> EXERCISE DIRECTIONS:
Gather all lines with "interpretazione" from the records.

> DATA FOR THE TASK:
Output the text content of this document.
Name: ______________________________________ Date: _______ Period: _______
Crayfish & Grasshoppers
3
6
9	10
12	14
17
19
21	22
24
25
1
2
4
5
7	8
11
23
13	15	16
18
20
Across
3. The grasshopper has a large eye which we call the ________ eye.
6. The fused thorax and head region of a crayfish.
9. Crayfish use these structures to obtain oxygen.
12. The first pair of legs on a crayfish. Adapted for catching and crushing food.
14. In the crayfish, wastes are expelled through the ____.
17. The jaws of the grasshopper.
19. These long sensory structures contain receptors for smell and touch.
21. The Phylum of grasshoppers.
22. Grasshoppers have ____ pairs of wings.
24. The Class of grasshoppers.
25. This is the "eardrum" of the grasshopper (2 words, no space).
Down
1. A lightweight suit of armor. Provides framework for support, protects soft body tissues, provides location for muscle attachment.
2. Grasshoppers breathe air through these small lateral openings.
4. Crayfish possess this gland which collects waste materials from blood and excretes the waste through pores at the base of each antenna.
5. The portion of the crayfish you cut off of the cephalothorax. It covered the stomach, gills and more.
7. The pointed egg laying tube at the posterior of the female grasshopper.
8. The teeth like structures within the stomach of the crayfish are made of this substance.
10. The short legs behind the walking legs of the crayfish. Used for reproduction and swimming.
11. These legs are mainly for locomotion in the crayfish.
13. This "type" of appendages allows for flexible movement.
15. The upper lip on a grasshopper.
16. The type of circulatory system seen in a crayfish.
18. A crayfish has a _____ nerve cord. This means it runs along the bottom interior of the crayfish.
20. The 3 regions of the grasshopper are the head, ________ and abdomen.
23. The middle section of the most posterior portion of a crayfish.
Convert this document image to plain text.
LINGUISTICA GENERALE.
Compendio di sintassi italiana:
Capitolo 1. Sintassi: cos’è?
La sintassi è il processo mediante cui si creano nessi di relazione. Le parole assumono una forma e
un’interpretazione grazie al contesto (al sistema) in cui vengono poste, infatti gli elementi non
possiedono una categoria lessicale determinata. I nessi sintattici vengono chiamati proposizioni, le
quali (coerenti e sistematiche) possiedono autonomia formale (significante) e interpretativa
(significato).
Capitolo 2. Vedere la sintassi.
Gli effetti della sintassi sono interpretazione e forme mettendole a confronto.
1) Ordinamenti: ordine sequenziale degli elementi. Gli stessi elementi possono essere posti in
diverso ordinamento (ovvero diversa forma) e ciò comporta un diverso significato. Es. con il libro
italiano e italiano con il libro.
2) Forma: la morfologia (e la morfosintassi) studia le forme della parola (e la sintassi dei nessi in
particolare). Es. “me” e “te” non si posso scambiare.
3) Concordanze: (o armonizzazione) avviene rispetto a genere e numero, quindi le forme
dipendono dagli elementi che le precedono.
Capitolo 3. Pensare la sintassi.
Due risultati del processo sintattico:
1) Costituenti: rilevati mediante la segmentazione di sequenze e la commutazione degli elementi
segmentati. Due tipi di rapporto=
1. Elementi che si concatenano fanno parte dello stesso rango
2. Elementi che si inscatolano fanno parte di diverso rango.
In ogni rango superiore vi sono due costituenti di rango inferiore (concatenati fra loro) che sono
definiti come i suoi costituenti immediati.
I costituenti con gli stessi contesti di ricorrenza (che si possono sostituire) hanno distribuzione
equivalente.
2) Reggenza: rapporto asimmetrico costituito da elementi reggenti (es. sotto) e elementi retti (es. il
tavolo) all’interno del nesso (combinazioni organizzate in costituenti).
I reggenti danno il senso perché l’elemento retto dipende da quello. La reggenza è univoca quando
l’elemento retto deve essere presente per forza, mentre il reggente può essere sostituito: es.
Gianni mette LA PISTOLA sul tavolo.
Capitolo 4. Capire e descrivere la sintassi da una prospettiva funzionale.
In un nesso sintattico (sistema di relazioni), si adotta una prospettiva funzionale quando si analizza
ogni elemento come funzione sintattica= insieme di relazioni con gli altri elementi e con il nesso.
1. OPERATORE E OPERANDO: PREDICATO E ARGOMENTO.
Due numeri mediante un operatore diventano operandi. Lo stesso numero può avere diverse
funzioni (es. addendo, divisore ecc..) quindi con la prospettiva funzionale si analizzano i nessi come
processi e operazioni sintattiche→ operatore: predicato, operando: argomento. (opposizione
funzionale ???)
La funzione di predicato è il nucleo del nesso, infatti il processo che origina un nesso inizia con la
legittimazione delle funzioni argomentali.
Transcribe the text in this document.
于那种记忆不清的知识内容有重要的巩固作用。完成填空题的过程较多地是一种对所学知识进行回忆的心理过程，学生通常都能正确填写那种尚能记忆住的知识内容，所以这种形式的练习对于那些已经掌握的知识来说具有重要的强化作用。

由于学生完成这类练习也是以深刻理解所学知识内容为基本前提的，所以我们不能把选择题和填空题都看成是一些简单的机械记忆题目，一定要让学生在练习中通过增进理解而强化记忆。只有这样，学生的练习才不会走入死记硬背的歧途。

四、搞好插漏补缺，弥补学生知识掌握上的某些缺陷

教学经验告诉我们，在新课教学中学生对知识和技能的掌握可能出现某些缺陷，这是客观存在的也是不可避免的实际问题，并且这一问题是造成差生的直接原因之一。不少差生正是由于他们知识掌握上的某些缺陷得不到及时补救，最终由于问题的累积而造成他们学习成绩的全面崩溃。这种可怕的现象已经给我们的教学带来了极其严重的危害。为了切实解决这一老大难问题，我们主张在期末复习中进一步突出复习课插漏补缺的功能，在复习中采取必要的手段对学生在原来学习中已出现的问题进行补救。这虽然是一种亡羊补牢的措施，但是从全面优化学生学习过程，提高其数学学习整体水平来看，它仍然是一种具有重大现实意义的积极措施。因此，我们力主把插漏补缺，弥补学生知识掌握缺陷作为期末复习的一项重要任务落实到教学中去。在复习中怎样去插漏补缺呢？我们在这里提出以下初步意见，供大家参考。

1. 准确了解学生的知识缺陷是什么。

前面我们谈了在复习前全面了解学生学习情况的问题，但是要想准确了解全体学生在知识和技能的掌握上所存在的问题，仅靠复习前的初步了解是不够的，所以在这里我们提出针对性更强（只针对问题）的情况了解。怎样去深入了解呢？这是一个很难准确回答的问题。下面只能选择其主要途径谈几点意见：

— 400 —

> THE RESULT:
un’interpretazione grazie al contesto (al sistema) in cui vengono poste, infatti gli elementi non
Gli effetti della sintassi sono interpretazione e forme mettendole a confronto.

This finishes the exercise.